RECORDS PROVIDED >>
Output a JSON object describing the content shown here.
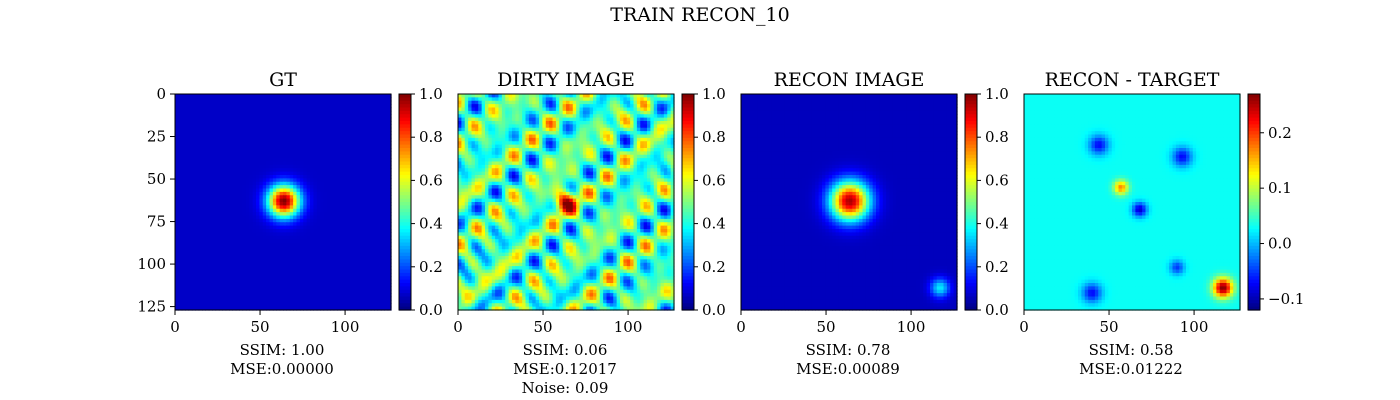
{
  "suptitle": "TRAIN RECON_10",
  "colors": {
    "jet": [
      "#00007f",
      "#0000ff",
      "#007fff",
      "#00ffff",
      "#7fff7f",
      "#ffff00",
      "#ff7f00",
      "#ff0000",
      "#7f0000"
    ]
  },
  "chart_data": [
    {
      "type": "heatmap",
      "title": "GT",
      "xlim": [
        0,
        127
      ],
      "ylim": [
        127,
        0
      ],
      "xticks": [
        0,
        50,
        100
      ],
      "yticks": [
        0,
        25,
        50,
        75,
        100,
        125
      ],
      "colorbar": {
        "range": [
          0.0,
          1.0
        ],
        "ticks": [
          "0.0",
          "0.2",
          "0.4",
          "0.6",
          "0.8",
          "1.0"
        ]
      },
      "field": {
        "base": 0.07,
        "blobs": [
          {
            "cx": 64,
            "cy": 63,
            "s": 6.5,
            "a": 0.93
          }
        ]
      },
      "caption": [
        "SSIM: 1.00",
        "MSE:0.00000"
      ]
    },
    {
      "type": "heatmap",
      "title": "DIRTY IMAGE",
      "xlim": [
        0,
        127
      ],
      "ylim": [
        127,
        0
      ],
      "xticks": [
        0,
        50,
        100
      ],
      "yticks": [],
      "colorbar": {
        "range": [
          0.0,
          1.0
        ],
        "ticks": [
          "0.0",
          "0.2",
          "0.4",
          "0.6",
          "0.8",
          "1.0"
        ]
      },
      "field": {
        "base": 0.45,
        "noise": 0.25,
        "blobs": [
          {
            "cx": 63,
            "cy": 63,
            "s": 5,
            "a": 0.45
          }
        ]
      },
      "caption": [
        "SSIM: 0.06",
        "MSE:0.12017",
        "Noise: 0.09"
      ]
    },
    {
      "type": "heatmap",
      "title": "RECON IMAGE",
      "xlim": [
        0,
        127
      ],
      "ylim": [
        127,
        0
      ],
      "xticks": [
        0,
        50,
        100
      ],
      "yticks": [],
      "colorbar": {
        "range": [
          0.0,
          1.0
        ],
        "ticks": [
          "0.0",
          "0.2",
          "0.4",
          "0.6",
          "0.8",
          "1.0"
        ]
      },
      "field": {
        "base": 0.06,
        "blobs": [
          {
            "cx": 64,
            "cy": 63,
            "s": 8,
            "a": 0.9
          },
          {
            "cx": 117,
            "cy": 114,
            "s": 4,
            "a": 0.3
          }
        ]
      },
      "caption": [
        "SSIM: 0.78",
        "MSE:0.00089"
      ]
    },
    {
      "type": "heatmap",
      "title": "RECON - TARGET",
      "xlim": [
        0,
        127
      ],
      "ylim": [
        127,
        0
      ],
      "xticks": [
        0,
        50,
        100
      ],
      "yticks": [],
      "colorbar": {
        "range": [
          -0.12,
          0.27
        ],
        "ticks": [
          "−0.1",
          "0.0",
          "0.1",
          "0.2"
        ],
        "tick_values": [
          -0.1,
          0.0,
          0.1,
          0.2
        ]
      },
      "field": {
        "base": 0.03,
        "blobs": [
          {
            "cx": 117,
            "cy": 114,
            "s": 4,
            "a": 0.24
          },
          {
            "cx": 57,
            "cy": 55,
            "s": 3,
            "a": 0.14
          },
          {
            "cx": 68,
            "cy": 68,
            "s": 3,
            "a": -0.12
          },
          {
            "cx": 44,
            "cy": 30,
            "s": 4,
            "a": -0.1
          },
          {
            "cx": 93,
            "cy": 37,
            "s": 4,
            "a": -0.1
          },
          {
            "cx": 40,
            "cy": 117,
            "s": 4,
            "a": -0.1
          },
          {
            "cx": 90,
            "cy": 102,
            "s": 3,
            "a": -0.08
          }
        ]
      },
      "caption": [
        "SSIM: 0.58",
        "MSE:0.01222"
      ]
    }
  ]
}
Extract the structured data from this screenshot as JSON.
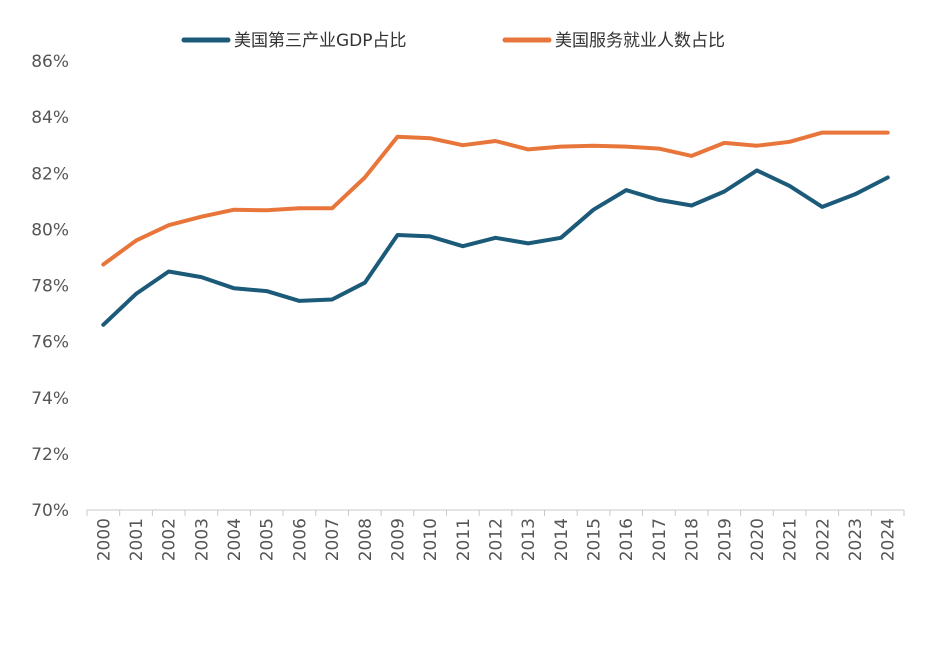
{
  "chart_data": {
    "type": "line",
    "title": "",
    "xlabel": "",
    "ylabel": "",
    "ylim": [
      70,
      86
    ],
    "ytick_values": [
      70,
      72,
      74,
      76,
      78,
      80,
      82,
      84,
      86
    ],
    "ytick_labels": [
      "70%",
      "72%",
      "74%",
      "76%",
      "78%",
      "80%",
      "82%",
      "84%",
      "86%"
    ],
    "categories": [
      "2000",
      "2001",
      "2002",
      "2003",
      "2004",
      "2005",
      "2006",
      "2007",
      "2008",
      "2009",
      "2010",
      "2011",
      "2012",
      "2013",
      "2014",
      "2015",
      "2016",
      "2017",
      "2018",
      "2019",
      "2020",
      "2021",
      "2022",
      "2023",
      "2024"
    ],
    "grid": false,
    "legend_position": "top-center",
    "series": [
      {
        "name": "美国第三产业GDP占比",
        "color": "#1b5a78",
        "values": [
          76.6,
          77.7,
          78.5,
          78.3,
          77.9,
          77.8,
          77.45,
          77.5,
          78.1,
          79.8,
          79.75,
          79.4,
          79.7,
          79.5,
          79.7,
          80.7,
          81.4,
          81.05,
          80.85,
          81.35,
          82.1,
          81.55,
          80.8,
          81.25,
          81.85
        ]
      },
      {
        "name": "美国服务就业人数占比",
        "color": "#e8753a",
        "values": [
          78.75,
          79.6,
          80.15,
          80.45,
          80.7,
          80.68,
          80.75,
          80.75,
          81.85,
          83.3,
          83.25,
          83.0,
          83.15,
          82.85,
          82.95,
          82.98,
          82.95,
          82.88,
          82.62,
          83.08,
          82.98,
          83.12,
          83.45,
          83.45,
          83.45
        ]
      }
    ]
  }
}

JOB >> Output the material word for word, omitting its pictures.

FINISHED EXERCISE >>
Output a JSON object describing the content shown here.
{
  "suptitle": "TRAIN RECON_10",
  "colors": {
    "jet": [
      "#00007f",
      "#0000ff",
      "#007fff",
      "#00ffff",
      "#7fff7f",
      "#ffff00",
      "#ff7f00",
      "#ff0000",
      "#7f0000"
    ]
  },
  "chart_data": [
    {
      "type": "heatmap",
      "title": "GT",
      "xlim": [
        0,
        127
      ],
      "ylim": [
        127,
        0
      ],
      "xticks": [
        0,
        50,
        100
      ],
      "yticks": [
        0,
        25,
        50,
        75,
        100,
        125
      ],
      "colorbar": {
        "range": [
          0.0,
          1.0
        ],
        "ticks": [
          "0.0",
          "0.2",
          "0.4",
          "0.6",
          "0.8",
          "1.0"
        ]
      },
      "field": {
        "base": 0.07,
        "blobs": [
          {
            "cx": 64,
            "cy": 63,
            "s": 6.5,
            "a": 0.93
          }
        ]
      },
      "caption": [
        "SSIM: 1.00",
        "MSE:0.00000"
      ]
    },
    {
      "type": "heatmap",
      "title": "DIRTY IMAGE",
      "xlim": [
        0,
        127
      ],
      "ylim": [
        127,
        0
      ],
      "xticks": [
        0,
        50,
        100
      ],
      "yticks": [],
      "colorbar": {
        "range": [
          0.0,
          1.0
        ],
        "ticks": [
          "0.0",
          "0.2",
          "0.4",
          "0.6",
          "0.8",
          "1.0"
        ]
      },
      "field": {
        "base": 0.45,
        "noise": 0.25,
        "blobs": [
          {
            "cx": 63,
            "cy": 63,
            "s": 5,
            "a": 0.45
          }
        ]
      },
      "caption": [
        "SSIM: 0.06",
        "MSE:0.12017",
        "Noise: 0.09"
      ]
    },
    {
      "type": "heatmap",
      "title": "RECON IMAGE",
      "xlim": [
        0,
        127
      ],
      "ylim": [
        127,
        0
      ],
      "xticks": [
        0,
        50,
        100
      ],
      "yticks": [],
      "colorbar": {
        "range": [
          0.0,
          1.0
        ],
        "ticks": [
          "0.0",
          "0.2",
          "0.4",
          "0.6",
          "0.8",
          "1.0"
        ]
      },
      "field": {
        "base": 0.06,
        "blobs": [
          {
            "cx": 64,
            "cy": 63,
            "s": 8,
            "a": 0.9
          },
          {
            "cx": 117,
            "cy": 114,
            "s": 4,
            "a": 0.3
          }
        ]
      },
      "caption": [
        "SSIM: 0.78",
        "MSE:0.00089"
      ]
    },
    {
      "type": "heatmap",
      "title": "RECON - TARGET",
      "xlim": [
        0,
        127
      ],
      "ylim": [
        127,
        0
      ],
      "xticks": [
        0,
        50,
        100
      ],
      "yticks": [],
      "colorbar": {
        "range": [
          -0.12,
          0.27
        ],
        "ticks": [
          "−0.1",
          "0.0",
          "0.1",
          "0.2"
        ],
        "tick_values": [
          -0.1,
          0.0,
          0.1,
          0.2
        ]
      },
      "field": {
        "base": 0.03,
        "blobs": [
          {
            "cx": 117,
            "cy": 114,
            "s": 4,
            "a": 0.24
          },
          {
            "cx": 57,
            "cy": 55,
            "s": 3,
            "a": 0.14
          },
          {
            "cx": 68,
            "cy": 68,
            "s": 3,
            "a": -0.12
          },
          {
            "cx": 44,
            "cy": 30,
            "s": 4,
            "a": -0.1
          },
          {
            "cx": 93,
            "cy": 37,
            "s": 4,
            "a": -0.1
          },
          {
            "cx": 40,
            "cy": 117,
            "s": 4,
            "a": -0.1
          },
          {
            "cx": 90,
            "cy": 102,
            "s": 3,
            "a": -0.08
          }
        ]
      },
      "caption": [
        "SSIM: 0.58",
        "MSE:0.01222"
      ]
    }
  ]
}
Extract the structured data from this screenshot as JSON.
{
  "chart_data": {
    "type": "line",
    "title": "",
    "xlabel": "",
    "ylabel": "",
    "ylim": [
      70,
      86
    ],
    "ytick_values": [
      70,
      72,
      74,
      76,
      78,
      80,
      82,
      84,
      86
    ],
    "ytick_labels": [
      "70%",
      "72%",
      "74%",
      "76%",
      "78%",
      "80%",
      "82%",
      "84%",
      "86%"
    ],
    "categories": [
      "2000",
      "2001",
      "2002",
      "2003",
      "2004",
      "2005",
      "2006",
      "2007",
      "2008",
      "2009",
      "2010",
      "2011",
      "2012",
      "2013",
      "2014",
      "2015",
      "2016",
      "2017",
      "2018",
      "2019",
      "2020",
      "2021",
      "2022",
      "2023",
      "2024"
    ],
    "grid": false,
    "legend_position": "top-center",
    "series": [
      {
        "name": "美国第三产业GDP占比",
        "color": "#1b5a78",
        "values": [
          76.6,
          77.7,
          78.5,
          78.3,
          77.9,
          77.8,
          77.45,
          77.5,
          78.1,
          79.8,
          79.75,
          79.4,
          79.7,
          79.5,
          79.7,
          80.7,
          81.4,
          81.05,
          80.85,
          81.35,
          82.1,
          81.55,
          80.8,
          81.25,
          81.85
        ]
      },
      {
        "name": "美国服务就业人数占比",
        "color": "#e8753a",
        "values": [
          78.75,
          79.6,
          80.15,
          80.45,
          80.7,
          80.68,
          80.75,
          80.75,
          81.85,
          83.3,
          83.25,
          83.0,
          83.15,
          82.85,
          82.95,
          82.98,
          82.95,
          82.88,
          82.62,
          83.08,
          82.98,
          83.12,
          83.45,
          83.45,
          83.45
        ]
      }
    ]
  }
}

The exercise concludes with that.